### Records supplied
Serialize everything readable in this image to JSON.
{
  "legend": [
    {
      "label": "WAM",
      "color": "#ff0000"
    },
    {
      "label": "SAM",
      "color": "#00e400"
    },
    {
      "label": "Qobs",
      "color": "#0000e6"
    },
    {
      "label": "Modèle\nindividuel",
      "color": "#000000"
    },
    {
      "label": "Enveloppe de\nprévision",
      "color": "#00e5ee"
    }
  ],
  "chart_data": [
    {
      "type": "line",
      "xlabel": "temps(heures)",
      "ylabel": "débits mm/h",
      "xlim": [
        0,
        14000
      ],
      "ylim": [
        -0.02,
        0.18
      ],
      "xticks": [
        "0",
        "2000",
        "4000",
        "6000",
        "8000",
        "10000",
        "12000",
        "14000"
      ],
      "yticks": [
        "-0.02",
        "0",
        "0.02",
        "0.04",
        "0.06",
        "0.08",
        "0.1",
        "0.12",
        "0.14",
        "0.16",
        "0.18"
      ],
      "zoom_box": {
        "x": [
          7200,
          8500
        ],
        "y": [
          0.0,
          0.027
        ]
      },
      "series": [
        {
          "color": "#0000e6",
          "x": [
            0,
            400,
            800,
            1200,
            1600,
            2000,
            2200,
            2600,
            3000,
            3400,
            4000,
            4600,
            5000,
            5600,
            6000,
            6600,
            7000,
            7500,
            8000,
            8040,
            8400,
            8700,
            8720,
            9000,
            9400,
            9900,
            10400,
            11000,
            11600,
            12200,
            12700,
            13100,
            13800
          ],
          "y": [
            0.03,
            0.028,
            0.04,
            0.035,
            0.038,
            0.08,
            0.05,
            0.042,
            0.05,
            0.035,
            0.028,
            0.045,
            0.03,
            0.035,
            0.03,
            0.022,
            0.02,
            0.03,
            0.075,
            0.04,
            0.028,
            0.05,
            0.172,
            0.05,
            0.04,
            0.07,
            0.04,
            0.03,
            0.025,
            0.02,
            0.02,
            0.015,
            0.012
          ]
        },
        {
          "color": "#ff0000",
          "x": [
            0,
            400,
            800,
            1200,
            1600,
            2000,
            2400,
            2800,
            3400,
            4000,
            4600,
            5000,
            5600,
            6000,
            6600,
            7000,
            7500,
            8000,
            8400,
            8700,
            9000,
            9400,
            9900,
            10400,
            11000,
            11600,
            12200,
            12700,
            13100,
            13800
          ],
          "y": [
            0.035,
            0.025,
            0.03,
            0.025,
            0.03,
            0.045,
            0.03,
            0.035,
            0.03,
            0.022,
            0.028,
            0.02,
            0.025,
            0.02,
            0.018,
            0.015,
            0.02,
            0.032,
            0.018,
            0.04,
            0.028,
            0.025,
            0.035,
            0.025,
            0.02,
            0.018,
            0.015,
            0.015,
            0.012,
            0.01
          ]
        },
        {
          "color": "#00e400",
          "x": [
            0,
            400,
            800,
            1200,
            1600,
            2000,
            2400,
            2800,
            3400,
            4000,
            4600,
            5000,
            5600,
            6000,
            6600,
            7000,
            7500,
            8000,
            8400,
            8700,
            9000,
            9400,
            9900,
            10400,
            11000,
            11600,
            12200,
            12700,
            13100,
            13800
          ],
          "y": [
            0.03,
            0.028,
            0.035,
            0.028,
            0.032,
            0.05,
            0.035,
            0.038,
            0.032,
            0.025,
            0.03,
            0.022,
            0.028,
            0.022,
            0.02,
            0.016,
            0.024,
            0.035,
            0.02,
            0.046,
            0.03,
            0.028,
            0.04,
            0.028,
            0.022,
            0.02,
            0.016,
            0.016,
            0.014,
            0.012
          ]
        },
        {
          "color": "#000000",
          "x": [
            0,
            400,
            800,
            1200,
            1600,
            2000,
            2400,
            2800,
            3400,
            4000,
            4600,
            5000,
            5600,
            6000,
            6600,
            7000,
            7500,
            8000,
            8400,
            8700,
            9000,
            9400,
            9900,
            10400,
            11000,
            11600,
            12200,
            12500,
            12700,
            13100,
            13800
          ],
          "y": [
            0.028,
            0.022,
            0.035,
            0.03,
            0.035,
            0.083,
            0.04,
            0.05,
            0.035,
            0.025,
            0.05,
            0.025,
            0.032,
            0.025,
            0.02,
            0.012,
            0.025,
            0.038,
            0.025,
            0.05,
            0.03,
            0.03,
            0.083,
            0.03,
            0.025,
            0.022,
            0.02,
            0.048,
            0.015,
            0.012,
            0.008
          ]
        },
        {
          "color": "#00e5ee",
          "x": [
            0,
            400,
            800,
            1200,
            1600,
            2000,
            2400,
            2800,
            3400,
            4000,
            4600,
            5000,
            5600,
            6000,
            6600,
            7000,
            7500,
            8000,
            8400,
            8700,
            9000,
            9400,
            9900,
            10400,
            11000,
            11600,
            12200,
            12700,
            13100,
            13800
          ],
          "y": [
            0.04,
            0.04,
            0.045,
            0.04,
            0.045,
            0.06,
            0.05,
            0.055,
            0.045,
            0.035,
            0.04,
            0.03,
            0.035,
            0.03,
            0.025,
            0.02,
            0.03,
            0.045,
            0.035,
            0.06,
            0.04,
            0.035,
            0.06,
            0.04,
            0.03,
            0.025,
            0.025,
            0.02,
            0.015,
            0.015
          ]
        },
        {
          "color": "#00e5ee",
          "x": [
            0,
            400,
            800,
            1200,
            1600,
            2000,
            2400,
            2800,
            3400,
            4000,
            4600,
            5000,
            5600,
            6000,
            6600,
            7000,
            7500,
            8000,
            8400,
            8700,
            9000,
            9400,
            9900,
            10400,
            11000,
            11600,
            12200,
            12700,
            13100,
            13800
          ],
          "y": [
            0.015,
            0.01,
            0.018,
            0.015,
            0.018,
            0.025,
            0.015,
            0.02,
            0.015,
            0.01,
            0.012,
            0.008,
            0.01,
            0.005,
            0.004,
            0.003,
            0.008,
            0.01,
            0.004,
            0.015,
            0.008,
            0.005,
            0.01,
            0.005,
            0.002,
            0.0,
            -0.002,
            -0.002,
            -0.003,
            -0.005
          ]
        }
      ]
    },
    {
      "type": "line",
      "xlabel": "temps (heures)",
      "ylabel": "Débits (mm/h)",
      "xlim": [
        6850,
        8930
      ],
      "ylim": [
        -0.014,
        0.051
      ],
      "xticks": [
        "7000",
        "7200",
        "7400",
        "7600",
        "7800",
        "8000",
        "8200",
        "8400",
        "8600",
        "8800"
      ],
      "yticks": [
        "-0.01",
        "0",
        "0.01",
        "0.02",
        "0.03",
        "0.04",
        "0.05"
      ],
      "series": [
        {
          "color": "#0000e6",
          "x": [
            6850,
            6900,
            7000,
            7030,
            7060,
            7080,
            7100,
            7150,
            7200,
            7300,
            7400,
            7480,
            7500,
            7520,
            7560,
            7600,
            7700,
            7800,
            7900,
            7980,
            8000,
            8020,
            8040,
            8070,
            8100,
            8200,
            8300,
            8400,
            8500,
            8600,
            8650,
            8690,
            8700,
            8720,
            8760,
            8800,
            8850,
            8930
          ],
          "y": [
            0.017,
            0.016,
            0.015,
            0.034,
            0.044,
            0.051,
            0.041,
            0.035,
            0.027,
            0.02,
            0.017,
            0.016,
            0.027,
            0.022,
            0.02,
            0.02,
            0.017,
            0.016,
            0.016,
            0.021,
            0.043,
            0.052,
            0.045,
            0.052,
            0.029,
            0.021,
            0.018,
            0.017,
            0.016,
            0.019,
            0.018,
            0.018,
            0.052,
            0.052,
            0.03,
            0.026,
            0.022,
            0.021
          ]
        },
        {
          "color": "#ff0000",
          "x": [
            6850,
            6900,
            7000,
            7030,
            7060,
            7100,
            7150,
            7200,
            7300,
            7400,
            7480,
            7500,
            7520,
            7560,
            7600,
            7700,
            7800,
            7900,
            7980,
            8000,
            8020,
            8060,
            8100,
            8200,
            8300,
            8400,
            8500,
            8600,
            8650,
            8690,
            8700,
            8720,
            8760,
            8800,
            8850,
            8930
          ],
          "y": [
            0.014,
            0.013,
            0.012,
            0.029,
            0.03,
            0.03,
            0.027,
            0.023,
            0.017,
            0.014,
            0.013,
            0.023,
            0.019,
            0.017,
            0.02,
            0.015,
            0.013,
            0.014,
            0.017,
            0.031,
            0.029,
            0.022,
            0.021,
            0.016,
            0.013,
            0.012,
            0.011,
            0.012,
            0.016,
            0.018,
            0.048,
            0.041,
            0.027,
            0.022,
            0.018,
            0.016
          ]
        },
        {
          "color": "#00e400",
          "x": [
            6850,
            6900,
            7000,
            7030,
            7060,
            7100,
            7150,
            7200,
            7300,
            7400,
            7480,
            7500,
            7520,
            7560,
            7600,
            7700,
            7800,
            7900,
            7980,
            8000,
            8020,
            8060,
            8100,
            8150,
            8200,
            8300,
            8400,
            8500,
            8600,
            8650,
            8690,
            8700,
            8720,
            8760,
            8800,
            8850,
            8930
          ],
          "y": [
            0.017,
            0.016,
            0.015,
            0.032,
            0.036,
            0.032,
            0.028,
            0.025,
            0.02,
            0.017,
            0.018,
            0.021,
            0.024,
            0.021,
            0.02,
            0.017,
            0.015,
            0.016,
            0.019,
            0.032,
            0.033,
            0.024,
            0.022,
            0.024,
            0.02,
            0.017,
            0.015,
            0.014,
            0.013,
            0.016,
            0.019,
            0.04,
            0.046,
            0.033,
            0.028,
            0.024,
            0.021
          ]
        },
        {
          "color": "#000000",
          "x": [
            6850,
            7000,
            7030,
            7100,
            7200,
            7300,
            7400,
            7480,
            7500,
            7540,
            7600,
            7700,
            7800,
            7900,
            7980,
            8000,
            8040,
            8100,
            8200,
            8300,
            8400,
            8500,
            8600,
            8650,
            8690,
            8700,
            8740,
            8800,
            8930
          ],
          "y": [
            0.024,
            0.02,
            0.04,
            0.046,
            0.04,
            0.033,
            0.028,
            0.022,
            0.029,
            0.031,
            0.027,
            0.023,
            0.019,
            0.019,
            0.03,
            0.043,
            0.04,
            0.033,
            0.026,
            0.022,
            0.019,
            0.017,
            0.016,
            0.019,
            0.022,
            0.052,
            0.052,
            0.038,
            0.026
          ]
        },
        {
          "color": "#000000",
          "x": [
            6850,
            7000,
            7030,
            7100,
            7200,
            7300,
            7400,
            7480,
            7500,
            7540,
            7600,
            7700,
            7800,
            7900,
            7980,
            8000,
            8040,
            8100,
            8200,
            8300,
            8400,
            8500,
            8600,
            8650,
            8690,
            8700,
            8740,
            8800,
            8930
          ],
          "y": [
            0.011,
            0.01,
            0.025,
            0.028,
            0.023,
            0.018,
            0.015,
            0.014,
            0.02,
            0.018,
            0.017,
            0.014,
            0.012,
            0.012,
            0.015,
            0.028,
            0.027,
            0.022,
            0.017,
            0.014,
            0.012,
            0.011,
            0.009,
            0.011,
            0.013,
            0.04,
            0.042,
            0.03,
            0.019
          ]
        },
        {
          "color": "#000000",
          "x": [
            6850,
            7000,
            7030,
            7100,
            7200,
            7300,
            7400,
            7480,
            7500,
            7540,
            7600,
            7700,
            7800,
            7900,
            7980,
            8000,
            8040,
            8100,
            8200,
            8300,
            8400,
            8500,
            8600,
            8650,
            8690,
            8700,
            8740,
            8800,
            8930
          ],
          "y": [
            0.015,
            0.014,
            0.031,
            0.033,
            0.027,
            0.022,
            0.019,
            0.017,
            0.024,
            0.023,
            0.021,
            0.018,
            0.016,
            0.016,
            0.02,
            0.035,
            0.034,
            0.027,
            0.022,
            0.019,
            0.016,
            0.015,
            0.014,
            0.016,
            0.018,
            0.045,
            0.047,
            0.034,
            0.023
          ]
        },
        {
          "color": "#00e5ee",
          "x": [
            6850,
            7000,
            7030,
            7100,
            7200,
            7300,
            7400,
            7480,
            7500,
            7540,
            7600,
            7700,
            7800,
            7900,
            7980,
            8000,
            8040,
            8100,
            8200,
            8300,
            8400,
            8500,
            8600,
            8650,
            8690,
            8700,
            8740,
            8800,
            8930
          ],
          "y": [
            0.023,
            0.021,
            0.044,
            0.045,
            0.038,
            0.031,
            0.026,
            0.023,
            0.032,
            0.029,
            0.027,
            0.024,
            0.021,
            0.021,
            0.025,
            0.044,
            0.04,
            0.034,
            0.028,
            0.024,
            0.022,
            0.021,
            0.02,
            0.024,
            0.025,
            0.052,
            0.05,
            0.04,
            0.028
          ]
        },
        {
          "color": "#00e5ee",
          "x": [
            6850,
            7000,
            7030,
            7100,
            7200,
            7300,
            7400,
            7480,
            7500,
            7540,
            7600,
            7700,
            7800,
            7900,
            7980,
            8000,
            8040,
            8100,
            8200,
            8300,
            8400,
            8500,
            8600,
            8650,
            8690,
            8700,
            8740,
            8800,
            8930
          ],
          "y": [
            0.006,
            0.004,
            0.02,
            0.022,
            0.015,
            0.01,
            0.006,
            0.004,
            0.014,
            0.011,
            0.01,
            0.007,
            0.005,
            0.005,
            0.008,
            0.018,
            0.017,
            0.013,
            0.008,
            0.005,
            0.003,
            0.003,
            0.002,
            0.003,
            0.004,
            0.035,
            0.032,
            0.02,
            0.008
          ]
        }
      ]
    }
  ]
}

### Direction
Check every line of the entries above for the word "temps" and report how many lines contain it, giving the number only.

### Solution
2